Work required: Print all entries word for word.

Records supplied:
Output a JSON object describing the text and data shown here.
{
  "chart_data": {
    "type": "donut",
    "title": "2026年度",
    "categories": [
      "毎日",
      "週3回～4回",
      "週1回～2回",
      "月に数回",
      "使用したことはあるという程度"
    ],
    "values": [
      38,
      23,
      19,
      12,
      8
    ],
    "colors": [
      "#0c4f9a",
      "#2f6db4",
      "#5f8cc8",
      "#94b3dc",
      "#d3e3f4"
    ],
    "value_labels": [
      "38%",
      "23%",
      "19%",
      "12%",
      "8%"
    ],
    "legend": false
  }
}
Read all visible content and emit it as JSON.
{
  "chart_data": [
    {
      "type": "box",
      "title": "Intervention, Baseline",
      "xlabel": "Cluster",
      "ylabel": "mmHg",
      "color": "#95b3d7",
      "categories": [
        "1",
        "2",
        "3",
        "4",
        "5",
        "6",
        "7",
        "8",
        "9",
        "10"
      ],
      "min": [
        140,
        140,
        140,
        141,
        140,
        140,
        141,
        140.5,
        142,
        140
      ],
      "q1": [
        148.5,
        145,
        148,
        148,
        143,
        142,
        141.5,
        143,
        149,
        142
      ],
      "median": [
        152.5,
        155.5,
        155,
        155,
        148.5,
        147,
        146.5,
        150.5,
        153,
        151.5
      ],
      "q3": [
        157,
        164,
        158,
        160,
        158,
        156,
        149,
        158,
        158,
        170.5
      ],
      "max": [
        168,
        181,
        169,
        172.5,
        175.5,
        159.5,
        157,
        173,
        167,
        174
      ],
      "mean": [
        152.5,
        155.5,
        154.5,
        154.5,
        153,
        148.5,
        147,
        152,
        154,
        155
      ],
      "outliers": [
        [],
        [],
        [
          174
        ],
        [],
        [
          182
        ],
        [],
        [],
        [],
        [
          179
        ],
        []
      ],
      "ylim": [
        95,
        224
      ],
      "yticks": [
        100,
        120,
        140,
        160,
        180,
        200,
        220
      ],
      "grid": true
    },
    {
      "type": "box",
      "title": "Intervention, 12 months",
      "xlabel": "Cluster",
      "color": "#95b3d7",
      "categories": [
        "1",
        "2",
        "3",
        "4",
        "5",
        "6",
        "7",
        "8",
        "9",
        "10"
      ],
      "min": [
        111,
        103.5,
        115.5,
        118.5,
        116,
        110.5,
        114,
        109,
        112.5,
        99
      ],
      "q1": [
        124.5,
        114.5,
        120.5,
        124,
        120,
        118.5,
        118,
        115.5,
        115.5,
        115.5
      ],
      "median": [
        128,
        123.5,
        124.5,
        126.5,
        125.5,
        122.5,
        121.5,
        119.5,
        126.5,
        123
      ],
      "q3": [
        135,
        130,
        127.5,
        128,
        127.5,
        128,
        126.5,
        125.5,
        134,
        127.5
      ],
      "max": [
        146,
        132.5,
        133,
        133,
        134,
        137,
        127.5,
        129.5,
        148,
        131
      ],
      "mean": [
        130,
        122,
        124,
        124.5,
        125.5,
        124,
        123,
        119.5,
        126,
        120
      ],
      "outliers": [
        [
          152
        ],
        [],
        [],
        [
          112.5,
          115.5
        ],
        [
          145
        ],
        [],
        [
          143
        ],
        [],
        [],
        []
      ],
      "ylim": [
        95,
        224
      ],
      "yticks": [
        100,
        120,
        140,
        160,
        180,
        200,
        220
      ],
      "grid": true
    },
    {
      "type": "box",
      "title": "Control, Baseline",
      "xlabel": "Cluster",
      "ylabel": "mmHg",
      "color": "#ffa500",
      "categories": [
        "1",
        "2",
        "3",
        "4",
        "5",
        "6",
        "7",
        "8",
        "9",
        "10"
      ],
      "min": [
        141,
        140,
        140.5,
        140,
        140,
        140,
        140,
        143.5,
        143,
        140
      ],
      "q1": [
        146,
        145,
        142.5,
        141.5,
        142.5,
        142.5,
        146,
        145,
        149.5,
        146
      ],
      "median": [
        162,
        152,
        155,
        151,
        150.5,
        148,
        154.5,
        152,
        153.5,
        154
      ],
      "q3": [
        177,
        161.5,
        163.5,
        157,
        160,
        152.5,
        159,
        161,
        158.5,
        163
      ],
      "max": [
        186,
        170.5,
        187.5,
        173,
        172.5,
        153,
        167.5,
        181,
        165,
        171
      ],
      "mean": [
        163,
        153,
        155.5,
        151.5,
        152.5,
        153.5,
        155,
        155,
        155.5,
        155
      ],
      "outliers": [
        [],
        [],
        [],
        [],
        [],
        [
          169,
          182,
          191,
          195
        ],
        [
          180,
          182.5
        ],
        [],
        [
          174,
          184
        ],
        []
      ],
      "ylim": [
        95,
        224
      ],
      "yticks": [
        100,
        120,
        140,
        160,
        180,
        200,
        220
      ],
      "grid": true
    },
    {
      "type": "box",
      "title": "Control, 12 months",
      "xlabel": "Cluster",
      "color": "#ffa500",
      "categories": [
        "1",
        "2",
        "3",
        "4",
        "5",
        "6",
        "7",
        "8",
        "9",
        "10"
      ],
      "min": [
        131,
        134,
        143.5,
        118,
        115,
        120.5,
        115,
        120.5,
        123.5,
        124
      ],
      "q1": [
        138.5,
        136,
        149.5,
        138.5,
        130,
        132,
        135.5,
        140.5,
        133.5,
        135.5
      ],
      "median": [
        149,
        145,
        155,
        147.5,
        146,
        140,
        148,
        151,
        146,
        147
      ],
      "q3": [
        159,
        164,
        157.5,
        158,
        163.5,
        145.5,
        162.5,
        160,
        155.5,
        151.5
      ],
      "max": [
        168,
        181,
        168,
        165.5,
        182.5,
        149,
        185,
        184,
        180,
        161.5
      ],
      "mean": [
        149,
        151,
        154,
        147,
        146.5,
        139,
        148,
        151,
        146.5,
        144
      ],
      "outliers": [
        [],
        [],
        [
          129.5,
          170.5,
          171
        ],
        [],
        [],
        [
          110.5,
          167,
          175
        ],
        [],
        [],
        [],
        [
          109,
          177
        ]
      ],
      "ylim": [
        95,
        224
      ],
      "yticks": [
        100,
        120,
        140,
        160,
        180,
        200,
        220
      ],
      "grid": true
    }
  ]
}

Result for this exercise:
Output a JSON object describing the text and data shown here.
{
  "chart_data": {
    "type": "donut",
    "title": "2026年度",
    "categories": [
      "毎日",
      "週3回～4回",
      "週1回～2回",
      "月に数回",
      "使用したことはあるという程度"
    ],
    "values": [
      38,
      23,
      19,
      12,
      8
    ],
    "colors": [
      "#0c4f9a",
      "#2f6db4",
      "#5f8cc8",
      "#94b3dc",
      "#d3e3f4"
    ],
    "value_labels": [
      "38%",
      "23%",
      "19%",
      "12%",
      "8%"
    ],
    "legend": false
  }
}
Read all visible content and emit it as JSON.
{
  "chart_data": [
    {
      "type": "box",
      "title": "Intervention, Baseline",
      "xlabel": "Cluster",
      "ylabel": "mmHg",
      "color": "#95b3d7",
      "categories": [
        "1",
        "2",
        "3",
        "4",
        "5",
        "6",
        "7",
        "8",
        "9",
        "10"
      ],
      "min": [
        140,
        140,
        140,
        141,
        140,
        140,
        141,
        140.5,
        142,
        140
      ],
      "q1": [
        148.5,
        145,
        148,
        148,
        143,
        142,
        141.5,
        143,
        149,
        142
      ],
      "median": [
        152.5,
        155.5,
        155,
        155,
        148.5,
        147,
        146.5,
        150.5,
        153,
        151.5
      ],
      "q3": [
        157,
        164,
        158,
        160,
        158,
        156,
        149,
        158,
        158,
        170.5
      ],
      "max": [
        168,
        181,
        169,
        172.5,
        175.5,
        159.5,
        157,
        173,
        167,
        174
      ],
      "mean": [
        152.5,
        155.5,
        154.5,
        154.5,
        153,
        148.5,
        147,
        152,
        154,
        155
      ],
      "outliers": [
        [],
        [],
        [
          174
        ],
        [],
        [
          182
        ],
        [],
        [],
        [],
        [
          179
        ],
        []
      ],
      "ylim": [
        95,
        224
      ],
      "yticks": [
        100,
        120,
        140,
        160,
        180,
        200,
        220
      ],
      "grid": true
    },
    {
      "type": "box",
      "title": "Intervention, 12 months",
      "xlabel": "Cluster",
      "color": "#95b3d7",
      "categories": [
        "1",
        "2",
        "3",
        "4",
        "5",
        "6",
        "7",
        "8",
        "9",
        "10"
      ],
      "min": [
        111,
        103.5,
        115.5,
        118.5,
        116,
        110.5,
        114,
        109,
        112.5,
        99
      ],
      "q1": [
        124.5,
        114.5,
        120.5,
        124,
        120,
        118.5,
        118,
        115.5,
        115.5,
        115.5
      ],
      "median": [
        128,
        123.5,
        124.5,
        126.5,
        125.5,
        122.5,
        121.5,
        119.5,
        126.5,
        123
      ],
      "q3": [
        135,
        130,
        127.5,
        128,
        127.5,
        128,
        126.5,
        125.5,
        134,
        127.5
      ],
      "max": [
        146,
        132.5,
        133,
        133,
        134,
        137,
        127.5,
        129.5,
        148,
        131
      ],
      "mean": [
        130,
        122,
        124,
        124.5,
        125.5,
        124,
        123,
        119.5,
        126,
        120
      ],
      "outliers": [
        [
          152
        ],
        [],
        [],
        [
          112.5,
          115.5
        ],
        [
          145
        ],
        [],
        [
          143
        ],
        [],
        [],
        []
      ],
      "ylim": [
        95,
        224
      ],
      "yticks": [
        100,
        120,
        140,
        160,
        180,
        200,
        220
      ],
      "grid": true
    },
    {
      "type": "box",
      "title": "Control, Baseline",
      "xlabel": "Cluster",
      "ylabel": "mmHg",
      "color": "#ffa500",
      "categories": [
        "1",
        "2",
        "3",
        "4",
        "5",
        "6",
        "7",
        "8",
        "9",
        "10"
      ],
      "min": [
        141,
        140,
        140.5,
        140,
        140,
        140,
        140,
        143.5,
        143,
        140
      ],
      "q1": [
        146,
        145,
        142.5,
        141.5,
        142.5,
        142.5,
        146,
        145,
        149.5,
        146
      ],
      "median": [
        162,
        152,
        155,
        151,
        150.5,
        148,
        154.5,
        152,
        153.5,
        154
      ],
      "q3": [
        177,
        161.5,
        163.5,
        157,
        160,
        152.5,
        159,
        161,
        158.5,
        163
      ],
      "max": [
        186,
        170.5,
        187.5,
        173,
        172.5,
        153,
        167.5,
        181,
        165,
        171
      ],
      "mean": [
        163,
        153,
        155.5,
        151.5,
        152.5,
        153.5,
        155,
        155,
        155.5,
        155
      ],
      "outliers": [
        [],
        [],
        [],
        [],
        [],
        [
          169,
          182,
          191,
          195
        ],
        [
          180,
          182.5
        ],
        [],
        [
          174,
          184
        ],
        []
      ],
      "ylim": [
        95,
        224
      ],
      "yticks": [
        100,
        120,
        140,
        160,
        180,
        200,
        220
      ],
      "grid": true
    },
    {
      "type": "box",
      "title": "Control, 12 months",
      "xlabel": "Cluster",
      "color": "#ffa500",
      "categories": [
        "1",
        "2",
        "3",
        "4",
        "5",
        "6",
        "7",
        "8",
        "9",
        "10"
      ],
      "min": [
        131,
        134,
        143.5,
        118,
        115,
        120.5,
        115,
        120.5,
        123.5,
        124
      ],
      "q1": [
        138.5,
        136,
        149.5,
        138.5,
        130,
        132,
        135.5,
        140.5,
        133.5,
        135.5
      ],
      "median": [
        149,
        145,
        155,
        147.5,
        146,
        140,
        148,
        151,
        146,
        147
      ],
      "q3": [
        159,
        164,
        157.5,
        158,
        163.5,
        145.5,
        162.5,
        160,
        155.5,
        151.5
      ],
      "max": [
        168,
        181,
        168,
        165.5,
        182.5,
        149,
        185,
        184,
        180,
        161.5
      ],
      "mean": [
        149,
        151,
        154,
        147,
        146.5,
        139,
        148,
        151,
        146.5,
        144
      ],
      "outliers": [
        [],
        [],
        [
          129.5,
          170.5,
          171
        ],
        [],
        [],
        [
          110.5,
          167,
          175
        ],
        [],
        [],
        [],
        [
          109,
          177
        ]
      ],
      "ylim": [
        95,
        224
      ],
      "yticks": [
        100,
        120,
        140,
        160,
        180,
        200,
        220
      ],
      "grid": true
    }
  ]
}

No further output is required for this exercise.